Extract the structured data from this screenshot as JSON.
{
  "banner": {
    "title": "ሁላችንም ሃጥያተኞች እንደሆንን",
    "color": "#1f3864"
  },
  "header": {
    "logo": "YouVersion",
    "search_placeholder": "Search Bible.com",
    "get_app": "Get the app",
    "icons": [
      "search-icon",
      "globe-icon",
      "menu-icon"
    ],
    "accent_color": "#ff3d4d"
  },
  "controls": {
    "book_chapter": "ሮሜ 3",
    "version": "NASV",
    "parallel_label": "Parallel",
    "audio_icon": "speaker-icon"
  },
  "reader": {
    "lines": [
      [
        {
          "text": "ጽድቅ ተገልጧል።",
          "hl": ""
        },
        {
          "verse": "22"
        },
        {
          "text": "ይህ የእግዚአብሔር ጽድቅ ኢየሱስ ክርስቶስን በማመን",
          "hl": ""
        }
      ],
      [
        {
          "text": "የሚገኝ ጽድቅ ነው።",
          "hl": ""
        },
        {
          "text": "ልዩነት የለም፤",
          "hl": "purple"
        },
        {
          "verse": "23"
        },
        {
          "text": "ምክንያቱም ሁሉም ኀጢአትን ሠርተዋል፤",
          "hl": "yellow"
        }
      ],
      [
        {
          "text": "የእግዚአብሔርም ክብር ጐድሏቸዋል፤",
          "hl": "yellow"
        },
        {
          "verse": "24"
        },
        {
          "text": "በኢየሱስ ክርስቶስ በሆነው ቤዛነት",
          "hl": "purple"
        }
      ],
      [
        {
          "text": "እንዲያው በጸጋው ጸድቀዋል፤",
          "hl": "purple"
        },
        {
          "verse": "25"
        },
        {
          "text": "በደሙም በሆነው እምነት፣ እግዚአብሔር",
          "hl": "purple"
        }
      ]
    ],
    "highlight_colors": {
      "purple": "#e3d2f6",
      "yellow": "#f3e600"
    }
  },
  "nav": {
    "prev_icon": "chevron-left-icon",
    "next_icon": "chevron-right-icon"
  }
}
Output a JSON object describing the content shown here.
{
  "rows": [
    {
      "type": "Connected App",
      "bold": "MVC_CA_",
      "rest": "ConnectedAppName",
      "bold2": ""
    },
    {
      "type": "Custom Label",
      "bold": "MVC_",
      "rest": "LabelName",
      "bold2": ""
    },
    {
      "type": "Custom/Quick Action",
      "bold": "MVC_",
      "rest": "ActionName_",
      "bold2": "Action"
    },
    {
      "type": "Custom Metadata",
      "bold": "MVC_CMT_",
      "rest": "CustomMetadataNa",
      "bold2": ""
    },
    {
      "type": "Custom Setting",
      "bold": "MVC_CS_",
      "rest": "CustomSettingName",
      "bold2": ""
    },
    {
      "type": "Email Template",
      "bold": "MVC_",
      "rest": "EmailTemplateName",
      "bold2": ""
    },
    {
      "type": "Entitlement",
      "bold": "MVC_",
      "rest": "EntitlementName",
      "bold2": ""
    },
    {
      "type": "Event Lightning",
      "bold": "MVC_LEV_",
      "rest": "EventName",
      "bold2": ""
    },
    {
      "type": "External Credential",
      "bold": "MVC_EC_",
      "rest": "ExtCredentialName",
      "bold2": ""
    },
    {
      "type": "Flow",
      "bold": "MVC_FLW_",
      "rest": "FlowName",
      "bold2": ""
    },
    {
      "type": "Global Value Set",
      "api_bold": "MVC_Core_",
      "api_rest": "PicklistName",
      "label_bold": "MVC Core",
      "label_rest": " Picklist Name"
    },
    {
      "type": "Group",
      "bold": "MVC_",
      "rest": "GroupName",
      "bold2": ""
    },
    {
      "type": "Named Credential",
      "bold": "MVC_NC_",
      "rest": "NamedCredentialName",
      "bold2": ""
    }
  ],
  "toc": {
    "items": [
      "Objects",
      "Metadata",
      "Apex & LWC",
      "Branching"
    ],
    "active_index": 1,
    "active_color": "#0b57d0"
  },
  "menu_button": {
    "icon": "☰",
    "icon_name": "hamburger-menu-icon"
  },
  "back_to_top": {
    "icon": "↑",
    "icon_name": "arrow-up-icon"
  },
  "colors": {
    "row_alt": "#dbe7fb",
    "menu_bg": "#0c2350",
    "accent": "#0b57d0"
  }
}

* * *

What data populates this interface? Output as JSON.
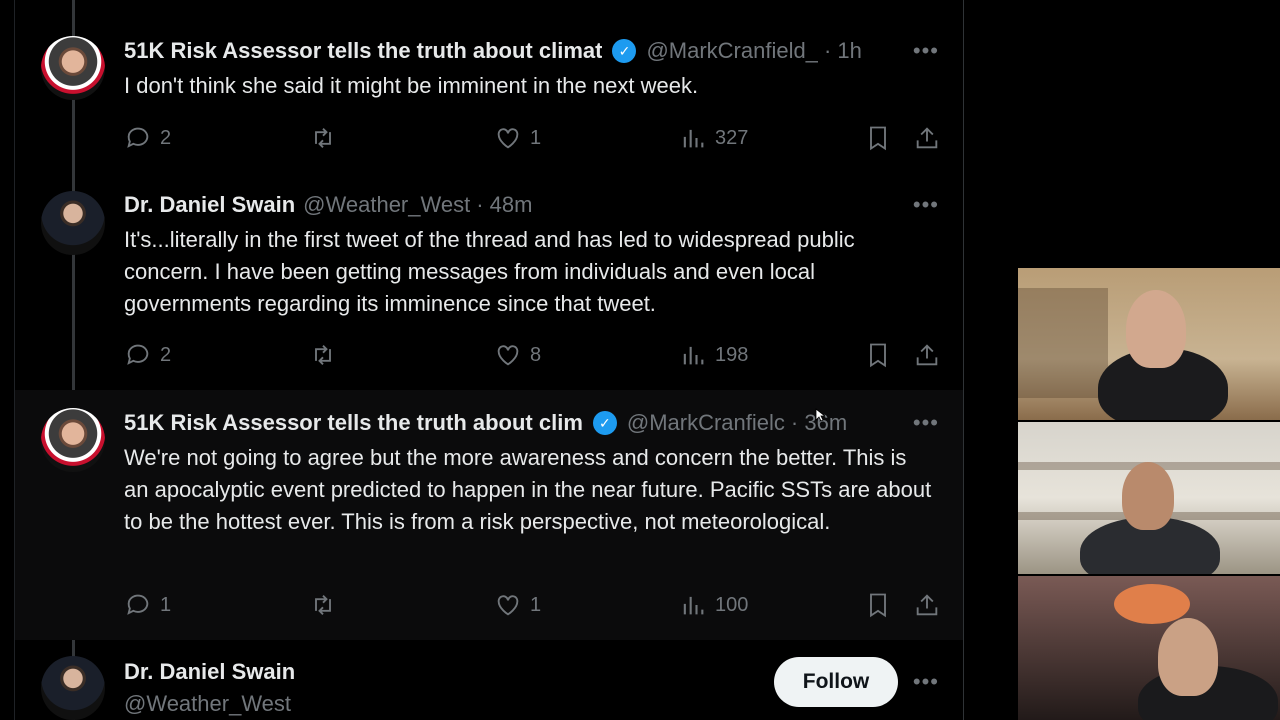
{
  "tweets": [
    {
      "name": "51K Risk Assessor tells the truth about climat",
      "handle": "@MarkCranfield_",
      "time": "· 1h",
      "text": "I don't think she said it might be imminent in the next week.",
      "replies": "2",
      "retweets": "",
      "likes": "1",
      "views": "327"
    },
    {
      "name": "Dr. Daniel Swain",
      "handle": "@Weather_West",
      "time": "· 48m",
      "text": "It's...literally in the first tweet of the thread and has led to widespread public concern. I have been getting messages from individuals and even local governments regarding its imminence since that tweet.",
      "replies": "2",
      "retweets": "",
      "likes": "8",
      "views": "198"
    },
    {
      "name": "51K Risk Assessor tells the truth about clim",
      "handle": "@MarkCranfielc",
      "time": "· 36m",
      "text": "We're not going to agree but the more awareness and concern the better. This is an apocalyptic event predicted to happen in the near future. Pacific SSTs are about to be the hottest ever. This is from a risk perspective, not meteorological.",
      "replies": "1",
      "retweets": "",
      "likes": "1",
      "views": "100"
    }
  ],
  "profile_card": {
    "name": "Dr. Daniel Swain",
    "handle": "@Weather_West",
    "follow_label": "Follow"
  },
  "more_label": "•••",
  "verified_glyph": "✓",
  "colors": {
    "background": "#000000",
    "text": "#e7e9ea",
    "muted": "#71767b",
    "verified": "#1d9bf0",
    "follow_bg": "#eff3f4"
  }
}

Set task - Your task is to report how many lines of the material include the string "handle". Give the number and no other words.

Response to this task - 4